*Written problem:* Count how many lines of the material contain the string "Yield", then give that number and nothing more.

★ ★ ★ ★ ★

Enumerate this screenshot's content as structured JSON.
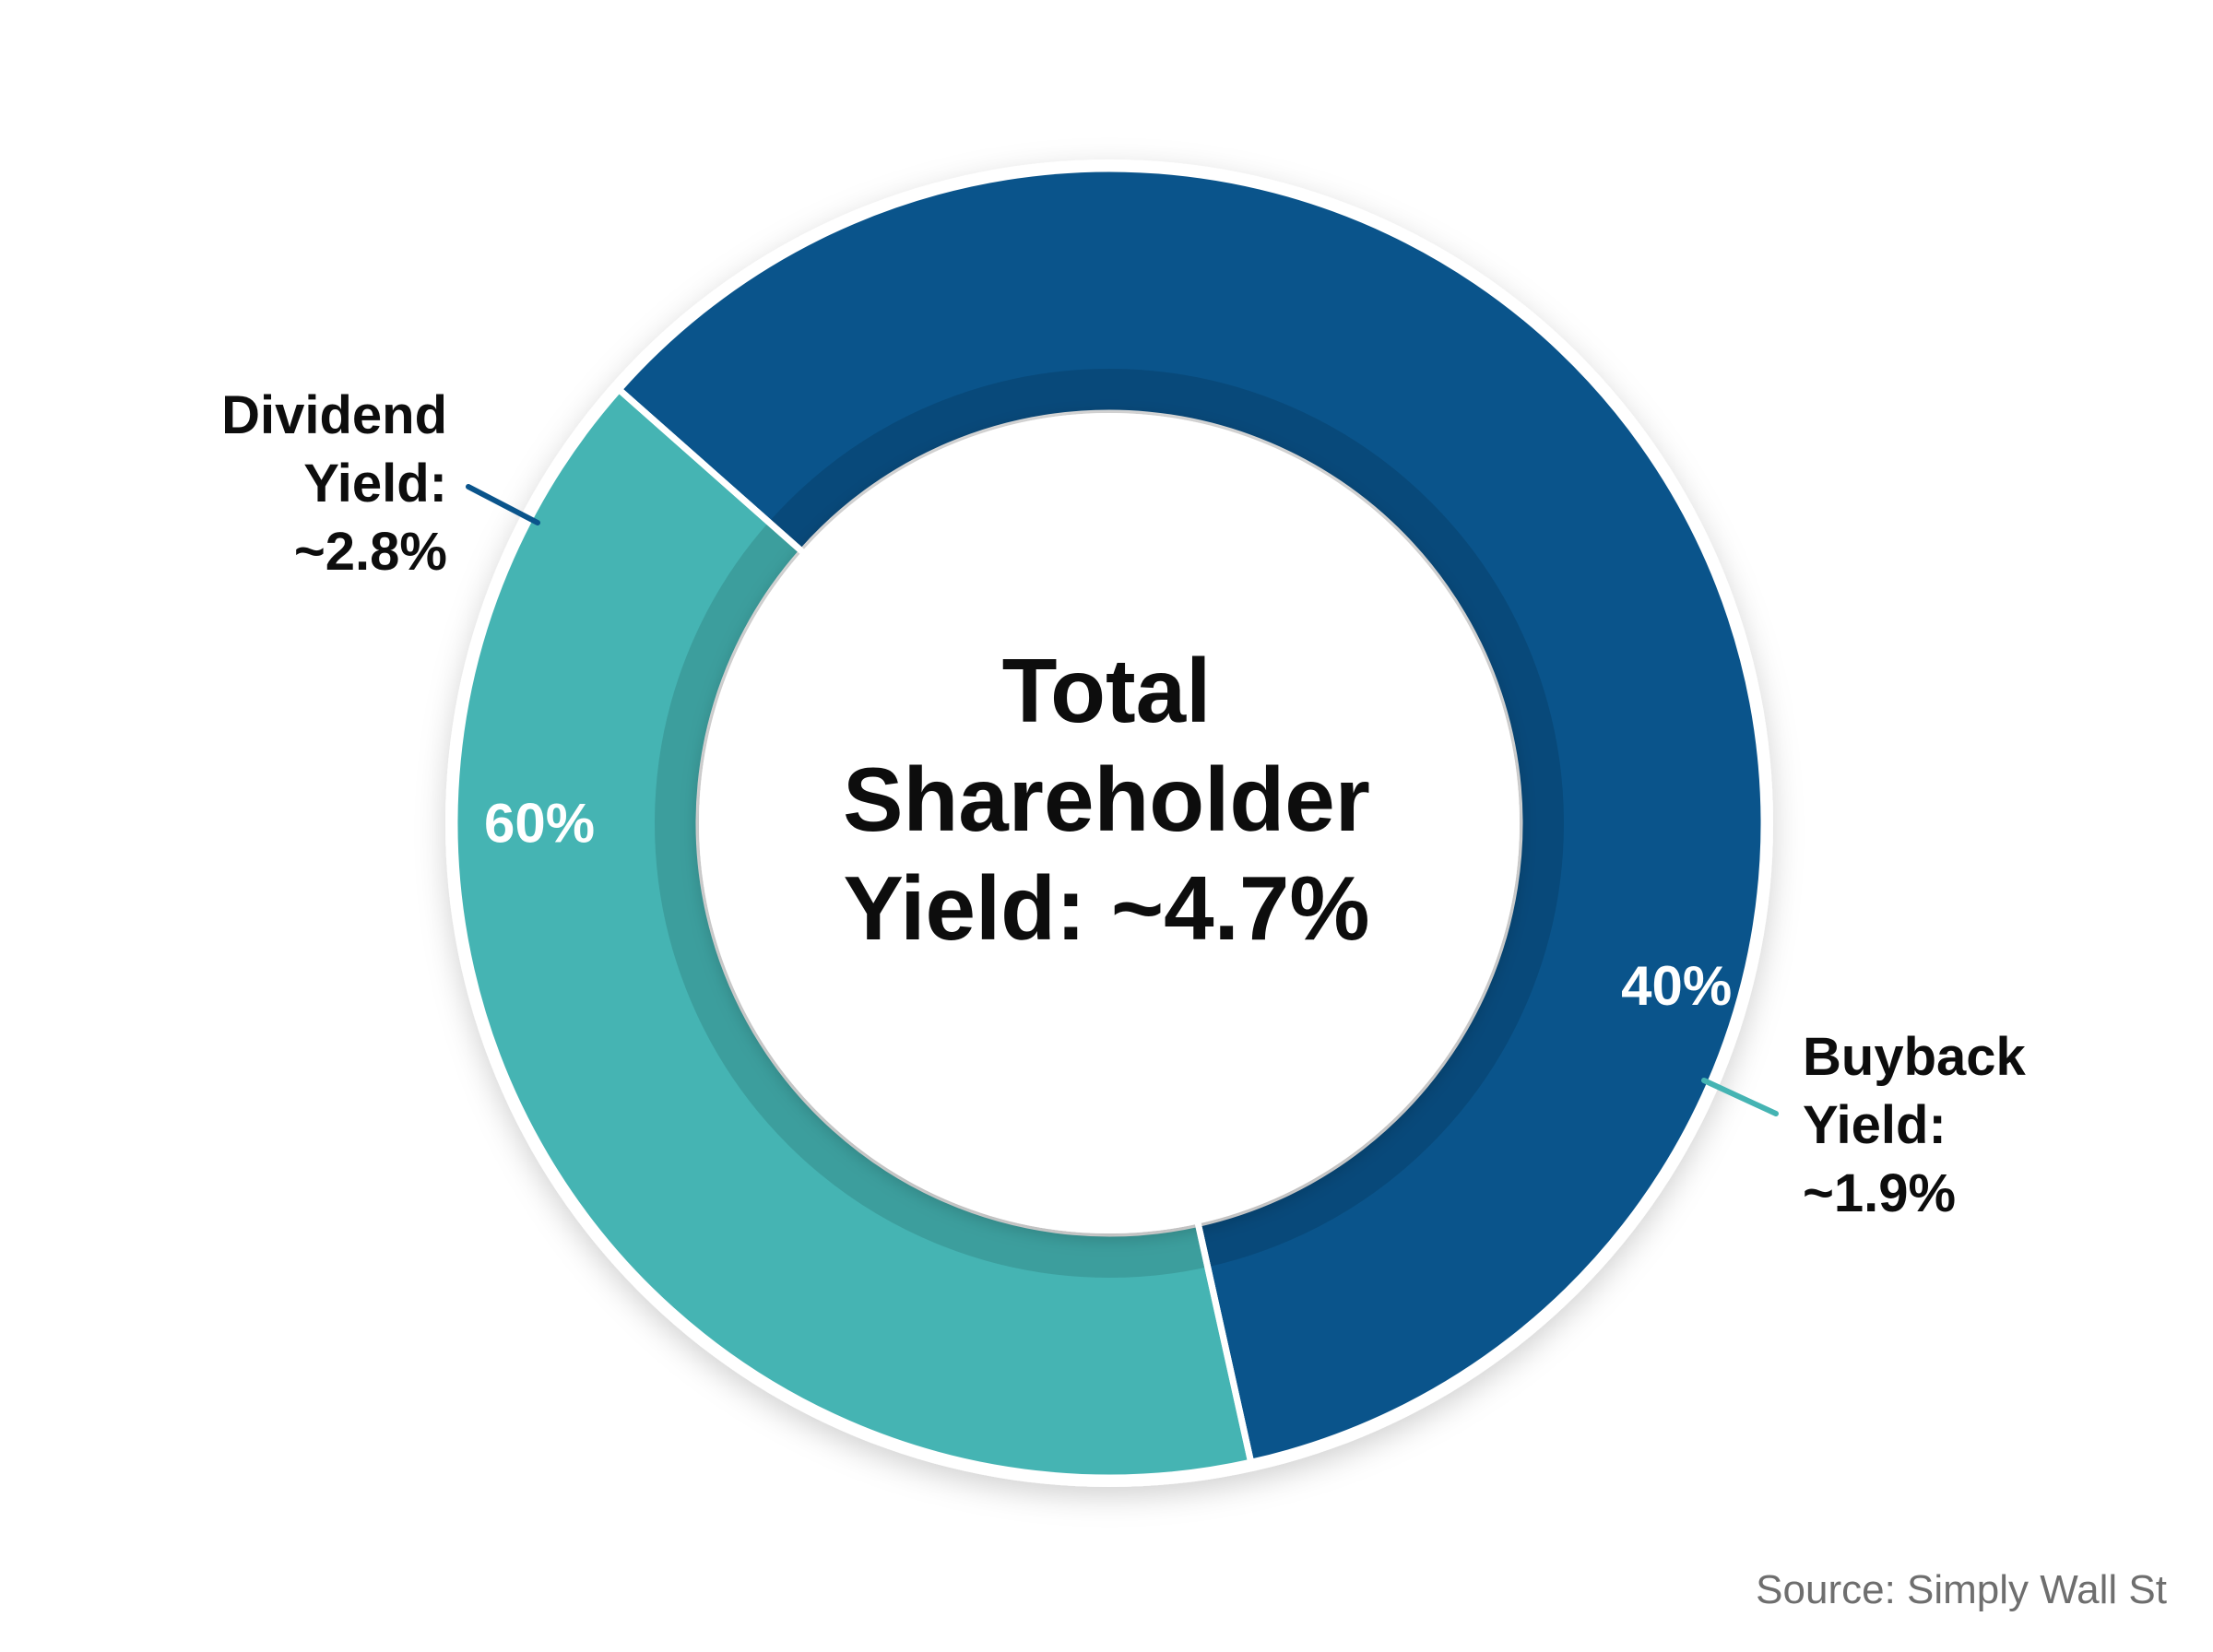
{
  "chart_data": {
    "type": "pie",
    "variant": "donut",
    "center_title": [
      "Total",
      "Shareholder",
      "Yield: ~4.7%"
    ],
    "series": [
      {
        "name": "Dividend Yield",
        "value": 60,
        "value_label": "60%",
        "callout_lines": [
          "Dividend",
          "Yield:",
          "~2.8%"
        ],
        "color": "#0a548b"
      },
      {
        "name": "Buyback Yield",
        "value": 40,
        "value_label": "40%",
        "callout_lines": [
          "Buyback",
          "Yield:",
          "~1.9%"
        ],
        "color": "#45b4b3"
      }
    ],
    "source": "Source: Simply Wall St"
  }
}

★ ★ ★ ★ ★

*Response below:* 5